Work out how many lines of the records hold the string "this", and reply with that number alone.

+---+

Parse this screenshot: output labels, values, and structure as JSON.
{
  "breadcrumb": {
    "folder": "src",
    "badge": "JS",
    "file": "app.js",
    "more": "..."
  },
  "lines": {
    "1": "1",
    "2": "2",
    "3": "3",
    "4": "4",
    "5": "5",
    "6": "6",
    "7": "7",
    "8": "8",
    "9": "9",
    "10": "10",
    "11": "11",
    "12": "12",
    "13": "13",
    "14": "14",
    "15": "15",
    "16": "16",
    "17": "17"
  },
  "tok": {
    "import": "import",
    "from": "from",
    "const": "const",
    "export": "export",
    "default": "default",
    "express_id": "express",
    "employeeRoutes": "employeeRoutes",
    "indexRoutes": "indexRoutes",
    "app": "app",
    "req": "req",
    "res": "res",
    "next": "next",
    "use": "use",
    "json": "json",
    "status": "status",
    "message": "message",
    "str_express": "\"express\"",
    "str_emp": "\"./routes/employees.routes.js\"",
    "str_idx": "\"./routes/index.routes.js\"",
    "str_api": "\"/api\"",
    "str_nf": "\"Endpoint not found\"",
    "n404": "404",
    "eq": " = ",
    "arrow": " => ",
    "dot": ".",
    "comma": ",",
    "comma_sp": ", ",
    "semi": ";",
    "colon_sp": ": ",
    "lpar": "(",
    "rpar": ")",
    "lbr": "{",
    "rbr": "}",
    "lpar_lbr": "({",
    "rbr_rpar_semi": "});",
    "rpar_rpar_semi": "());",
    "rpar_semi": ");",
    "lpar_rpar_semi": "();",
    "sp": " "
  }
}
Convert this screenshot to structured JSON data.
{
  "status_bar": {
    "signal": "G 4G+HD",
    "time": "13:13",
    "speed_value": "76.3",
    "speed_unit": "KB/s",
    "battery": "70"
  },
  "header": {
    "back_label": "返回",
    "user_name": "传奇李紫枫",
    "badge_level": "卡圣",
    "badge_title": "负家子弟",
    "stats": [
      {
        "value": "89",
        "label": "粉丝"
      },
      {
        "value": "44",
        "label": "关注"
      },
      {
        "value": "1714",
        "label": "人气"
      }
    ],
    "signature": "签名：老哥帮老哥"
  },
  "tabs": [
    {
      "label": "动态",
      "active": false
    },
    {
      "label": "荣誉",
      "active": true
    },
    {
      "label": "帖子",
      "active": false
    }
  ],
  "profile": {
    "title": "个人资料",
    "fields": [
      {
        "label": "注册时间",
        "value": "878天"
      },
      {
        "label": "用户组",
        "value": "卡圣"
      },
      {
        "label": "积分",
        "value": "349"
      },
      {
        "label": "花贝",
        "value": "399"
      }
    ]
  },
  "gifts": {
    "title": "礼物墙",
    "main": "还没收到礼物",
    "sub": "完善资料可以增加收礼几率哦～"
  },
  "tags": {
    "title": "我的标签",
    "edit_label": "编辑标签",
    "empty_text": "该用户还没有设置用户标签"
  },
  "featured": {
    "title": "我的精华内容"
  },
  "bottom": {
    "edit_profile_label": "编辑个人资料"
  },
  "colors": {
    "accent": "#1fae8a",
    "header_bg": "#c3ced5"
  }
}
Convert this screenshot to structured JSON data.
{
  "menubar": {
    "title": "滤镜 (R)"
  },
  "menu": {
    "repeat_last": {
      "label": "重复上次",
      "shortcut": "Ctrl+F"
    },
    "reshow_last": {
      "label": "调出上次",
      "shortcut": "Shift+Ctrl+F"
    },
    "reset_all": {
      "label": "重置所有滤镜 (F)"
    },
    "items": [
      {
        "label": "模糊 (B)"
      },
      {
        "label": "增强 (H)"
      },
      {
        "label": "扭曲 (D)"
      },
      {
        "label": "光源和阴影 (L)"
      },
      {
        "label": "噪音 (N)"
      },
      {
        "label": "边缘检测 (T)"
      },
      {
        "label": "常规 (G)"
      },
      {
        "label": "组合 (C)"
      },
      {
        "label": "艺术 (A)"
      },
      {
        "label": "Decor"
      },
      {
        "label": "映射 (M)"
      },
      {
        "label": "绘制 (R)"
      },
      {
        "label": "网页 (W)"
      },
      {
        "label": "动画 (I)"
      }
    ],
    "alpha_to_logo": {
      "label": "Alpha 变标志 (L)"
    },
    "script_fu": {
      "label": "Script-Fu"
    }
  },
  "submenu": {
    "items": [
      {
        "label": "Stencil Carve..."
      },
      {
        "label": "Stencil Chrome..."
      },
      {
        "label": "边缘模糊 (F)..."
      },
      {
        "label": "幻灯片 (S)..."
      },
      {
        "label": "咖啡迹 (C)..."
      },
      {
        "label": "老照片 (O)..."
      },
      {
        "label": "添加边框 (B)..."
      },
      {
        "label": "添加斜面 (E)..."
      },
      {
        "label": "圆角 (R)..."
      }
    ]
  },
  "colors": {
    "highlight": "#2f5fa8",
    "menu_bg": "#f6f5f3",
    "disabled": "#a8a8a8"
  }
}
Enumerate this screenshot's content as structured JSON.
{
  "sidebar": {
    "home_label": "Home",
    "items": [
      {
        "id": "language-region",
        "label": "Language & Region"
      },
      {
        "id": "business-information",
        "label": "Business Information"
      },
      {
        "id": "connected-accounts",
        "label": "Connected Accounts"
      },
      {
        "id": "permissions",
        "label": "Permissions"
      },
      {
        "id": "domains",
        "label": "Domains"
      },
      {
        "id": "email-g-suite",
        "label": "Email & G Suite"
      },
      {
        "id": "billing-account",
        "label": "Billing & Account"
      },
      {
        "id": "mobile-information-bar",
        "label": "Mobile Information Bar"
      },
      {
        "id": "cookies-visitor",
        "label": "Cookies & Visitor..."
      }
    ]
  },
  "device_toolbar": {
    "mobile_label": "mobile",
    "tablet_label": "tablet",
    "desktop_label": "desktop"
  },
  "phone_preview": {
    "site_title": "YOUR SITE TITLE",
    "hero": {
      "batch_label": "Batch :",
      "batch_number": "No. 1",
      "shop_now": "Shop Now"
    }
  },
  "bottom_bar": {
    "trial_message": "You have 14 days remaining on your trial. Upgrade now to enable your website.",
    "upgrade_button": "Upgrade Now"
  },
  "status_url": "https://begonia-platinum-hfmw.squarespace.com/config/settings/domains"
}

+---+

### [Task solution]
4